Output every record word for word.

[Begin DATA LISTING]

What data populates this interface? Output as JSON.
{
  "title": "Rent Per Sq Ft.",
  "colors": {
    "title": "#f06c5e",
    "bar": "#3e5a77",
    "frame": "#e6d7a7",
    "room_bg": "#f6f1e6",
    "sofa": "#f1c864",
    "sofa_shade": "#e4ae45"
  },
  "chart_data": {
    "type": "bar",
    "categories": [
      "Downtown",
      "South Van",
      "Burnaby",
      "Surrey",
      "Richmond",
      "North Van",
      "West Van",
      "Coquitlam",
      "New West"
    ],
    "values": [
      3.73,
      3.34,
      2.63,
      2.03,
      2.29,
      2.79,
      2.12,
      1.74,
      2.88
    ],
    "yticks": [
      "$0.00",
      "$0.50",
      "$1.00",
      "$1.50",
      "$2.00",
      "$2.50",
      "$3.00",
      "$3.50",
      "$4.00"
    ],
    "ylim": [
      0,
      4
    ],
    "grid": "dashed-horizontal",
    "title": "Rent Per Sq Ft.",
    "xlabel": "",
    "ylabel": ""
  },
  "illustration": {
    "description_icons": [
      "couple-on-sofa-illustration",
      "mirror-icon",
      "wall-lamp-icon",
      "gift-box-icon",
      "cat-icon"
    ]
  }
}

[End DATA LISTING]

EXPECTED OUTPUT —
What data populates this interface? Output as JSON.
{
  "title": "Rent Per Sq Ft.",
  "colors": {
    "title": "#f06c5e",
    "bar": "#3e5a77",
    "frame": "#e6d7a7",
    "room_bg": "#f6f1e6",
    "sofa": "#f1c864",
    "sofa_shade": "#e4ae45"
  },
  "chart_data": {
    "type": "bar",
    "categories": [
      "Downtown",
      "South Van",
      "Burnaby",
      "Surrey",
      "Richmond",
      "North Van",
      "West Van",
      "Coquitlam",
      "New West"
    ],
    "values": [
      3.73,
      3.34,
      2.63,
      2.03,
      2.29,
      2.79,
      2.12,
      1.74,
      2.88
    ],
    "yticks": [
      "$0.00",
      "$0.50",
      "$1.00",
      "$1.50",
      "$2.00",
      "$2.50",
      "$3.00",
      "$3.50",
      "$4.00"
    ],
    "ylim": [
      0,
      4
    ],
    "grid": "dashed-horizontal",
    "title": "Rent Per Sq Ft.",
    "xlabel": "",
    "ylabel": ""
  },
  "illustration": {
    "description_icons": [
      "couple-on-sofa-illustration",
      "mirror-icon",
      "wall-lamp-icon",
      "gift-box-icon",
      "cat-icon"
    ]
  }
}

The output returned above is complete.